> The problem:
Render every line of the listing below as a JSON list of strings, one string per line, skipping any blank lines.

Layout dataset entries
┄┄┄┄┄┄┄┄┄┄┄┄┄┄┄┄┄┄┄┄

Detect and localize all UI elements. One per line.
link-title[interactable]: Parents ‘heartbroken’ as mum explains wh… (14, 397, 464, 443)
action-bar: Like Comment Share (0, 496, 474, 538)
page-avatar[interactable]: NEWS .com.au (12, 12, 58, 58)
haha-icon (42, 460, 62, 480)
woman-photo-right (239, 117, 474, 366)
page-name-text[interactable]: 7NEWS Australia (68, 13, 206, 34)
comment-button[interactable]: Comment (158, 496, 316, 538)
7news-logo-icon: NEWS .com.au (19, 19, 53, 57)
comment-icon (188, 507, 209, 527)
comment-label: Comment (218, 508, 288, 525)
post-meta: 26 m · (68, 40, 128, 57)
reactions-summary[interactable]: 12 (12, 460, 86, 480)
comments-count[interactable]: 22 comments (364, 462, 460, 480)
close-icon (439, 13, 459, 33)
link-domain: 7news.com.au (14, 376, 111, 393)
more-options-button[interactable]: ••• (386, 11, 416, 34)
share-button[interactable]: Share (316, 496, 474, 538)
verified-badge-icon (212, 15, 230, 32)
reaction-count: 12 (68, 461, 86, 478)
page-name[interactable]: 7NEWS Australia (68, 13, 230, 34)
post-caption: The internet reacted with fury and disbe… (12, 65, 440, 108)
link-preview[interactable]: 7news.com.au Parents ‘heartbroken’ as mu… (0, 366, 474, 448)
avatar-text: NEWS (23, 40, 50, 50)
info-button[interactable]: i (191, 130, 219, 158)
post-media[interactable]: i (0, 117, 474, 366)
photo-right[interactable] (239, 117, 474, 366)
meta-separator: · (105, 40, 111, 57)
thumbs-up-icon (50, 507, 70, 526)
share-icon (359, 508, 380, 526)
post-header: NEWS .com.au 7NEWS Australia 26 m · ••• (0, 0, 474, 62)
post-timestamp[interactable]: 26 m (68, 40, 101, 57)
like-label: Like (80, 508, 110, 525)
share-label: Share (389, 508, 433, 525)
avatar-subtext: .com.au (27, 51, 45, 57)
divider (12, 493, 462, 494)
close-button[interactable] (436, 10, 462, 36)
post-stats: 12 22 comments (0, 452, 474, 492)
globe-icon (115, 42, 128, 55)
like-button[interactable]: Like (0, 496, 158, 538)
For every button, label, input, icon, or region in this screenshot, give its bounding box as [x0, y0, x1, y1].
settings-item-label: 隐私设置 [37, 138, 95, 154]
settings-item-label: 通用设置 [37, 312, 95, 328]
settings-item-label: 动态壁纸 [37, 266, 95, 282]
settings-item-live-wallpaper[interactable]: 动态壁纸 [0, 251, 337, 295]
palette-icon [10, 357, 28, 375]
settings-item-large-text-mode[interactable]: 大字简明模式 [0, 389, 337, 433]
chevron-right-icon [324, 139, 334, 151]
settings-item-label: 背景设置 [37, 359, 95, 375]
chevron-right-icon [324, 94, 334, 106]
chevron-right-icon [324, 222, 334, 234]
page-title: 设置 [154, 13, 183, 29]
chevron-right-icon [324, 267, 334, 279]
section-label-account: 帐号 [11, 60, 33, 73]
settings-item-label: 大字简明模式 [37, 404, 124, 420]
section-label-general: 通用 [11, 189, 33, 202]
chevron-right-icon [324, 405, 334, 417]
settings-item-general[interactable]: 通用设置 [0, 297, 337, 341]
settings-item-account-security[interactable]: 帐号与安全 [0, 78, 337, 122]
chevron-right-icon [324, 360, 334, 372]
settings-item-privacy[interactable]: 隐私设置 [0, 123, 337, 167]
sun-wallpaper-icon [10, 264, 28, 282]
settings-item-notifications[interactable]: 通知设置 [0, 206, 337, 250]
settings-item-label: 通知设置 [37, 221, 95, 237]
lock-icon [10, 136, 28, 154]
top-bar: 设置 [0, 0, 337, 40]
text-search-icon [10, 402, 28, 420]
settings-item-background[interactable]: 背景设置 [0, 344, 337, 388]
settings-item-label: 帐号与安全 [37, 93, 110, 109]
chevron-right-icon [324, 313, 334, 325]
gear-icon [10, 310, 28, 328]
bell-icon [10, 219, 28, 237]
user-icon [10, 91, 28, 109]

┄┄┄┄┄┄┄┄┄┄┄┄┄┄┄┄┄┄┄┄

> Finished task:
[
  "Detect and localize all UI elements. One per line.",
  "link-title[interactable]: Parents ‘heartbroken’ as mum explains wh… (14, 397, 464, 443)",
  "action-bar: Like Comment Share (0, 496, 474, 538)",
  "page-avatar[interactable]: NEWS .com.au (12, 12, 58, 58)",
  "haha-icon (42, 460, 62, 480)",
  "woman-photo-right (239, 117, 474, 366)",
  "page-name-text[interactable]: 7NEWS Australia (68, 13, 206, 34)",
  "comment-button[interactable]: Comment (158, 496, 316, 538)",
  "7news-logo-icon: NEWS .com.au (19, 19, 53, 57)",
  "comment-icon (188, 507, 209, 527)",
  "comment-label: Comment (218, 508, 288, 525)",
  "post-meta: 26 m · (68, 40, 128, 57)",
  "reactions-summary[interactable]: 12 (12, 460, 86, 480)",
  "comments-count[interactable]: 22 comments (364, 462, 460, 480)",
  "close-icon (439, 13, 459, 33)",
  "link-domain: 7news.com.au (14, 376, 111, 393)",
  "more-options-button[interactable]: ••• (386, 11, 416, 34)",
  "share-button[interactable]: Share (316, 496, 474, 538)",
  "verified-badge-icon (212, 15, 230, 32)",
  "reaction-count: 12 (68, 461, 86, 478)",
  "page-name[interactable]: 7NEWS Australia (68, 13, 230, 34)",
  "post-caption: The internet reacted with fury and disbe… (12, 65, 440, 108)",
  "link-preview[interactable]: 7news.com.au Parents ‘heartbroken’ as mu… (0, 366, 474, 448)",
  "avatar-text: NEWS (23, 40, 50, 50)",
  "info-button[interactable]: i (191, 130, 219, 158)",
  "post-media[interactable]: i (0, 117, 474, 366)",
  "photo-right[interactable] (239, 117, 474, 366)",
  "meta-separator: · (105, 40, 111, 57)",
  "thumbs-up-icon (50, 507, 70, 526)",
  "share-icon (359, 508, 380, 526)",
  "post-header: NEWS .com.au 7NEWS Australia 26 m · ••• (0, 0, 474, 62)",
  "post-timestamp[interactable]: 26 m (68, 40, 101, 57)",
  "like-label: Like (80, 508, 110, 525)",
  "share-label: Share (389, 508, 433, 525)",
  "avatar-subtext: .com.au (27, 51, 45, 57)",
  "divider (12, 493, 462, 494)",
  "close-button[interactable] (436, 10, 462, 36)",
  "post-stats: 12 22 comments (0, 452, 474, 492)",
  "globe-icon (115, 42, 128, 55)",
  "like-button[interactable]: Like (0, 496, 158, 538)",
  "For every button, label, input, icon, or region in this screenshot, give its bounding box as [x0, y0, x1, y1].",
  "settings-item-label: 隐私设置 [37, 138, 95, 154]",
  "settings-item-label: 通用设置 [37, 312, 95, 328]",
  "settings-item-label: 动态壁纸 [37, 266, 95, 282]",
  "settings-item-live-wallpaper[interactable]: 动态壁纸 [0, 251, 337, 295]",
  "palette-icon [10, 357, 28, 375]",
  "settings-item-large-text-mode[interactable]: 大字简明模式 [0, 389, 337, 433]",
  "chevron-right-icon [324, 139, 334, 151]",
  "settings-item-label: 背景设置 [37, 359, 95, 375]",
  "chevron-right-icon [324, 94, 334, 106]",
  "chevron-right-icon [324, 222, 334, 234]",
  "page-title: 设置 [154, 13, 183, 29]",
  "chevron-right-icon [324, 267, 334, 279]",
  "section-label-account: 帐号 [11, 60, 33, 73]",
  "settings-item-label: 大字简明模式 [37, 404, 124, 420]",
  "section-label-general: 通用 [11, 189, 33, 202]",
  "chevron-right-icon [324, 405, 334, 417]",
  "settings-item-general[interactable]: 通用设置 [0, 297, 337, 341]",
  "settings-item-account-security[interactable]: 帐号与安全 [0, 78, 337, 122]",
  "chevron-right-icon [324, 360, 334, 372]",
  "settings-item-privacy[interactable]: 隐私设置 [0, 123, 337, 167]",
  "sun-wallpaper-icon [10, 264, 28, 282]",
  "settings-item-notifications[interactable]: 通知设置 [0, 206, 337, 250]",
  "settings-item-label: 通知设置 [37, 221, 95, 237]",
  "lock-icon [10, 136, 28, 154]",
  "top-bar: 设置 [0, 0, 337, 40]",
  "text-search-icon [10, 402, 28, 420]",
  "settings-item-background[interactable]: 背景设置 [0, 344, 337, 388]",
  "settings-item-label: 帐号与安全 [37, 93, 110, 109]",
  "chevron-right-icon [324, 313, 334, 325]",
  "gear-icon [10, 310, 28, 328]",
  "bell-icon [10, 219, 28, 237]",
  "user-icon [10, 91, 28, 109]"
]